> DO THIS:
In the data, extract each line that holds the string "nhangs".

> DATA TO USE:
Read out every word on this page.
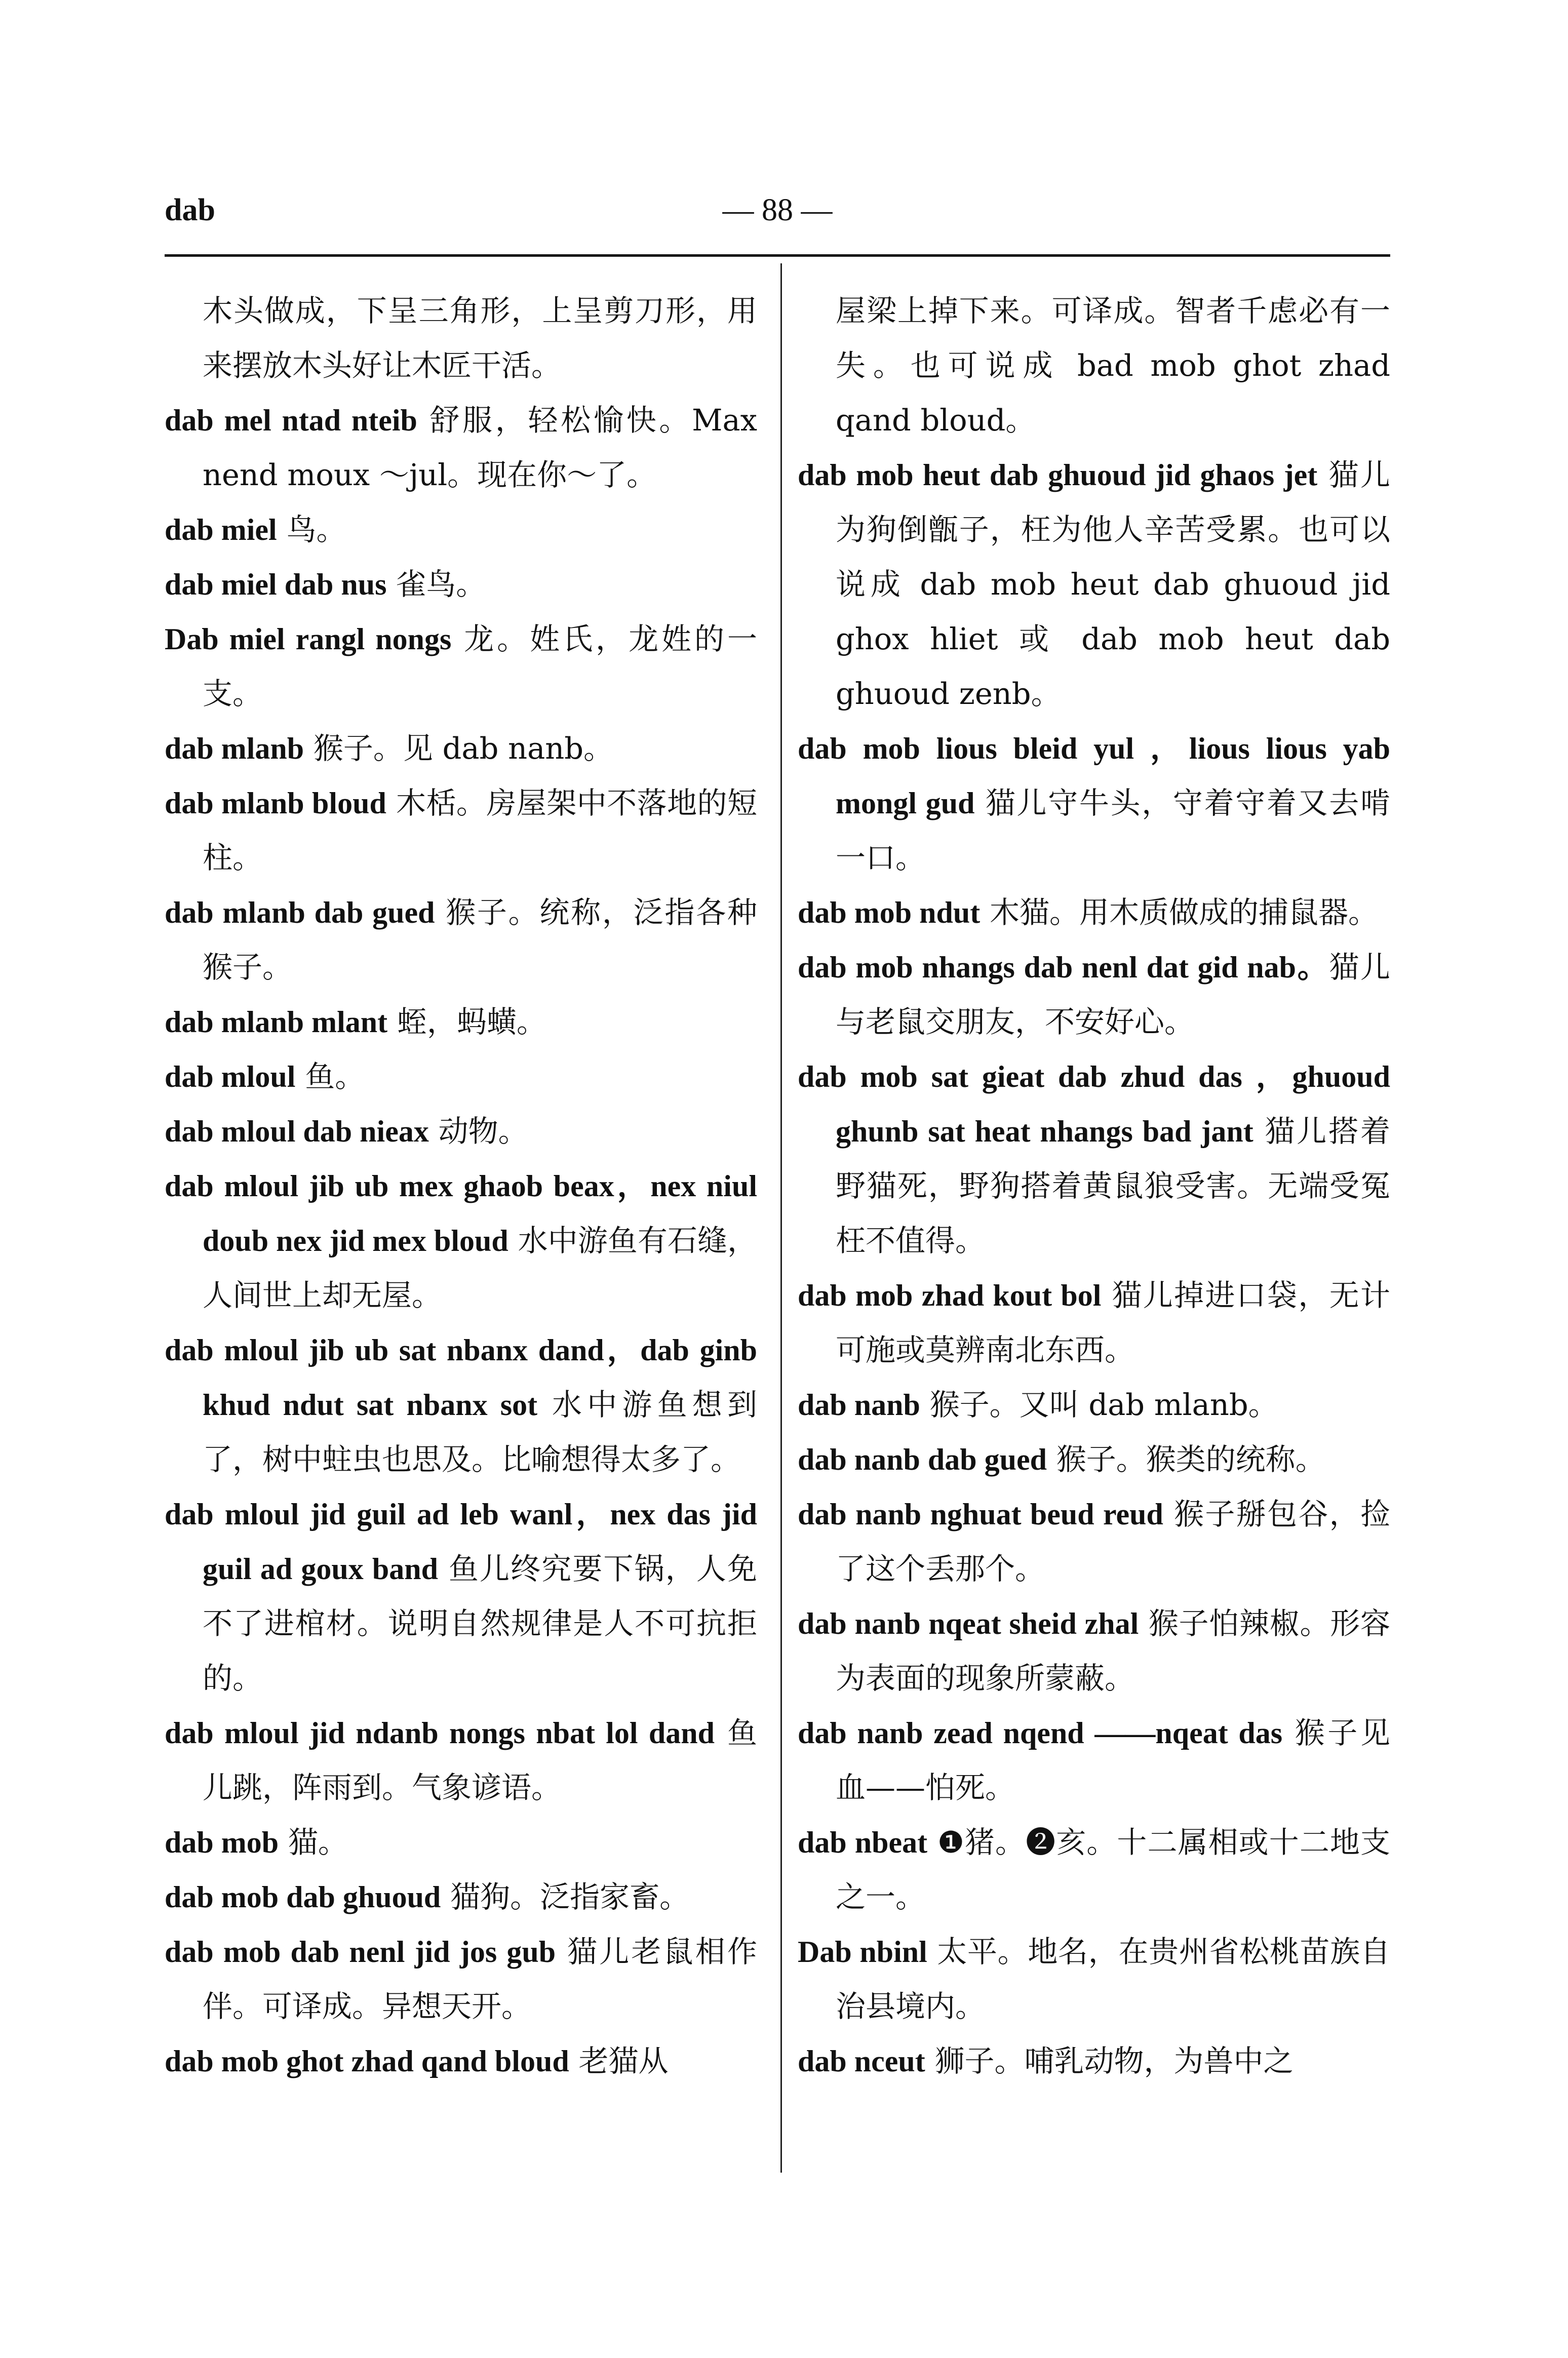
dab	— 88 —

木头做成，下呈三角形，上呈剪刀形，用来摆放木头好让木匠干活。

dab mel ntad nteib 舒服，轻松愉快。Max nend moux ～jul。现在你～了。

dab miel 鸟。

dab miel dab nus 雀鸟。

Dab miel rangl nongs 龙。姓氏，龙姓的一支。

dab mlanb 猴子。见 dab nanb。

dab mlanb bloud 木栝。房屋架中不落地的短柱。

dab mlanb dab gued 猴子。统称，泛指各种猴子。

dab mlanb mlant 蛭，蚂蟥。

dab mloul 鱼。

dab mloul dab nieax 动物。

dab mloul jib ub mex ghaob beax，nex niul doub nex jid mex bloud 水中游鱼有石缝，人间世上却无屋。

dab mloul jib ub sat nbanx dand，dab ginb khud ndut sat nbanx sot 水中游鱼想到了，树中蛀虫也思及。比喻想得太多了。

dab mloul jid guil ad leb wanl，nex das jid guil ad goux band 鱼儿终究要下锅，人免不了进棺材。说明自然规律是人不可抗拒的。

dab mloul jid ndanb nongs nbat lol dand 鱼儿跳，阵雨到。气象谚语。

dab mob 猫。

dab mob dab ghuoud 猫狗。泛指家畜。

dab mob dab nenl jid jos gub 猫儿老鼠相作伴。可译成。异想天开。

dab mob ghot zhad qand bloud 老猫从

屋梁上掉下来。可译成。智者千虑必有一失。也可说成 bad mob ghot zhad qand bloud。

dab mob heut dab ghuoud jid ghaos jet 猫儿为狗倒甑子，枉为他人辛苦受累。也可以说成 dab mob heut dab ghuoud jid ghox hliet 或 dab mob heut dab ghuoud zenb。

dab mob lious bleid yul ，lious lious yab mongl gud 猫儿守牛头，守着守着又去啃一口。

dab mob ndut 木猫。用木质做成的捕鼠器。

dab mob nhangs dab nenl dat gid nab。猫儿与老鼠交朋友，不安好心。

dab mob sat gieat dab zhud das ，ghuoud ghunb sat heat nhangs bad jant 猫儿搭着野猫死，野狗搭着黄鼠狼受害。无端受冤枉不值得。

dab mob zhad kout bol 猫儿掉进口袋，无计可施或莫辨南北东西。

dab nanb 猴子。又叫 dab mlanb。

dab nanb dab gued 猴子。猴类的统称。

dab nanb nghuat beud reud 猴子掰包谷，捡了这个丢那个。

dab nanb nqeat sheid zhal 猴子怕辣椒。形容为表面的现象所蒙蔽。

dab nanb zead nqend ——nqeat das 猴子见血——怕死。

dab nbeat ❶猪。❷亥。十二属相或十二地支之一。

Dab nbinl 太平。地名，在贵州省松桃苗族自治县境内。

dab nceut 狮子。哺乳动物，为兽中之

> FULL ANSWER:
dab mob nhangs dab nenl dat gid nab。猫儿与老鼠交朋友，不安好心。
dab mob sat gieat dab zhud das ，ghuoud ghunb sat heat nhangs bad jant 猫儿搭着野猫死，野狗搭着黄鼠狼受害。无端受冤枉不值得。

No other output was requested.